[Records that describe figures]
■ ■ ■ ■ ■ ■ ■

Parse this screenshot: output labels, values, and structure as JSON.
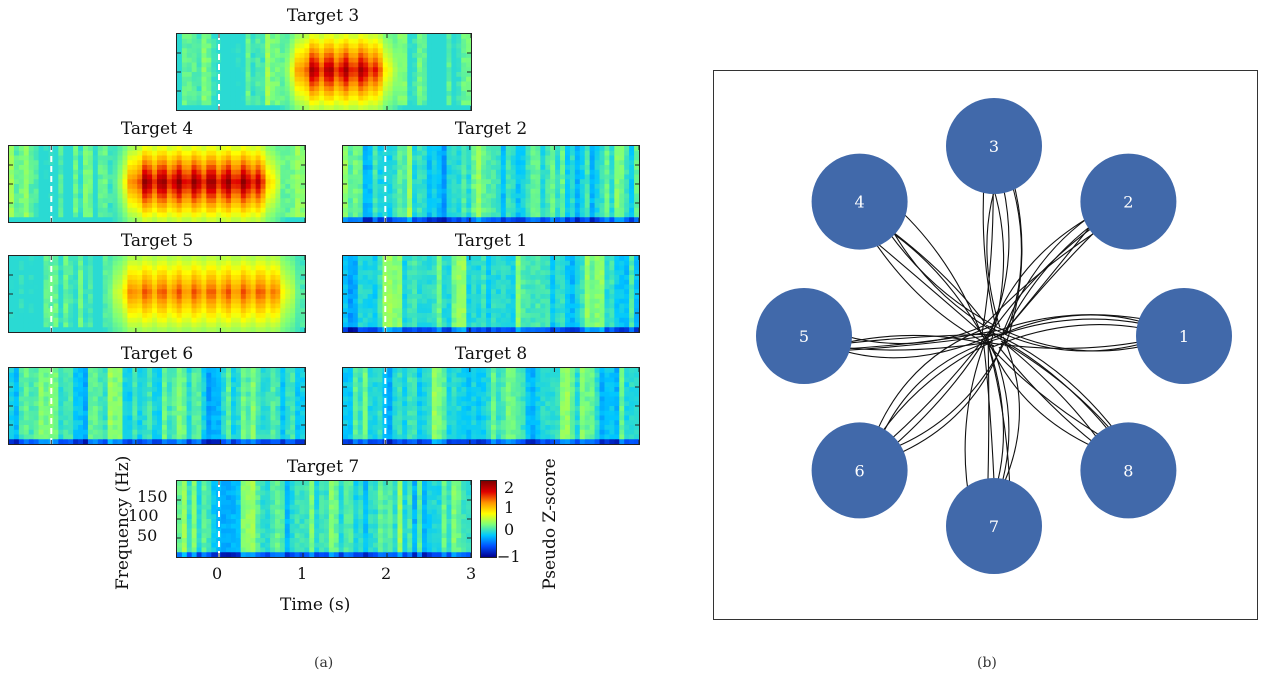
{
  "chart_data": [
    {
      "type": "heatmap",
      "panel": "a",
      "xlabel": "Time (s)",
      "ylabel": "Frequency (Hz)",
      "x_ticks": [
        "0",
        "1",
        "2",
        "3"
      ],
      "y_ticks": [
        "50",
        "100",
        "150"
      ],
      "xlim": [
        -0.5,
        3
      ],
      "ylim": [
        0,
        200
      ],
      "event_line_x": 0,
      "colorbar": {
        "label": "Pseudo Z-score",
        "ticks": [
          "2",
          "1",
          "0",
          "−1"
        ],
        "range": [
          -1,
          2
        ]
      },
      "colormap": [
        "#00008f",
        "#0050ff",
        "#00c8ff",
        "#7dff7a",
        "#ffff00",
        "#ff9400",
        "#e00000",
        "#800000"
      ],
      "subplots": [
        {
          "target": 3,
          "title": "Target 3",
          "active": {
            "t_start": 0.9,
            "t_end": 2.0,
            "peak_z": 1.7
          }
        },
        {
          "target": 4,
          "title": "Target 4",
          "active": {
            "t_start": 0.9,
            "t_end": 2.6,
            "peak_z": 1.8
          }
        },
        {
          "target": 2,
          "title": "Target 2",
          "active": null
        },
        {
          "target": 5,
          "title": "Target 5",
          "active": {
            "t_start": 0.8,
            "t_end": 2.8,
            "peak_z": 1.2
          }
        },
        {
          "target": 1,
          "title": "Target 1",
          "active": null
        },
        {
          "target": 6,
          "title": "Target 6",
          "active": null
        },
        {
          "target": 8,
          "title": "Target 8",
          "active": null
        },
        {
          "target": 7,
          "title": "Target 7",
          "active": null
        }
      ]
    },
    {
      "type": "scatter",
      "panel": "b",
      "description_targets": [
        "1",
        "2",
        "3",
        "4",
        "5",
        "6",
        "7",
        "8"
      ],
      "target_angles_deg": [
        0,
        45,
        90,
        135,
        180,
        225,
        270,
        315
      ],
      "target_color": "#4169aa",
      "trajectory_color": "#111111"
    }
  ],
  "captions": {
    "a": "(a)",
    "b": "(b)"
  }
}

■ ■ ■ ■ ■ ■ ■

Restate each entry word for word, please, but drop any images it holds.

* **COMPLETED EXERCISE**
Parse this screenshot: output labels, values, and structure as JSON.
{
  "chart_data": [
    {
      "type": "heatmap",
      "panel": "a",
      "xlabel": "Time (s)",
      "ylabel": "Frequency (Hz)",
      "x_ticks": [
        "0",
        "1",
        "2",
        "3"
      ],
      "y_ticks": [
        "50",
        "100",
        "150"
      ],
      "xlim": [
        -0.5,
        3
      ],
      "ylim": [
        0,
        200
      ],
      "event_line_x": 0,
      "colorbar": {
        "label": "Pseudo Z-score",
        "ticks": [
          "2",
          "1",
          "0",
          "−1"
        ],
        "range": [
          -1,
          2
        ]
      },
      "colormap": [
        "#00008f",
        "#0050ff",
        "#00c8ff",
        "#7dff7a",
        "#ffff00",
        "#ff9400",
        "#e00000",
        "#800000"
      ],
      "subplots": [
        {
          "target": 3,
          "title": "Target 3",
          "active": {
            "t_start": 0.9,
            "t_end": 2.0,
            "peak_z": 1.7
          }
        },
        {
          "target": 4,
          "title": "Target 4",
          "active": {
            "t_start": 0.9,
            "t_end": 2.6,
            "peak_z": 1.8
          }
        },
        {
          "target": 2,
          "title": "Target 2",
          "active": null
        },
        {
          "target": 5,
          "title": "Target 5",
          "active": {
            "t_start": 0.8,
            "t_end": 2.8,
            "peak_z": 1.2
          }
        },
        {
          "target": 1,
          "title": "Target 1",
          "active": null
        },
        {
          "target": 6,
          "title": "Target 6",
          "active": null
        },
        {
          "target": 8,
          "title": "Target 8",
          "active": null
        },
        {
          "target": 7,
          "title": "Target 7",
          "active": null
        }
      ]
    },
    {
      "type": "scatter",
      "panel": "b",
      "description_targets": [
        "1",
        "2",
        "3",
        "4",
        "5",
        "6",
        "7",
        "8"
      ],
      "target_angles_deg": [
        0,
        45,
        90,
        135,
        180,
        225,
        270,
        315
      ],
      "target_color": "#4169aa",
      "trajectory_color": "#111111"
    }
  ],
  "captions": {
    "a": "(a)",
    "b": "(b)"
  }
}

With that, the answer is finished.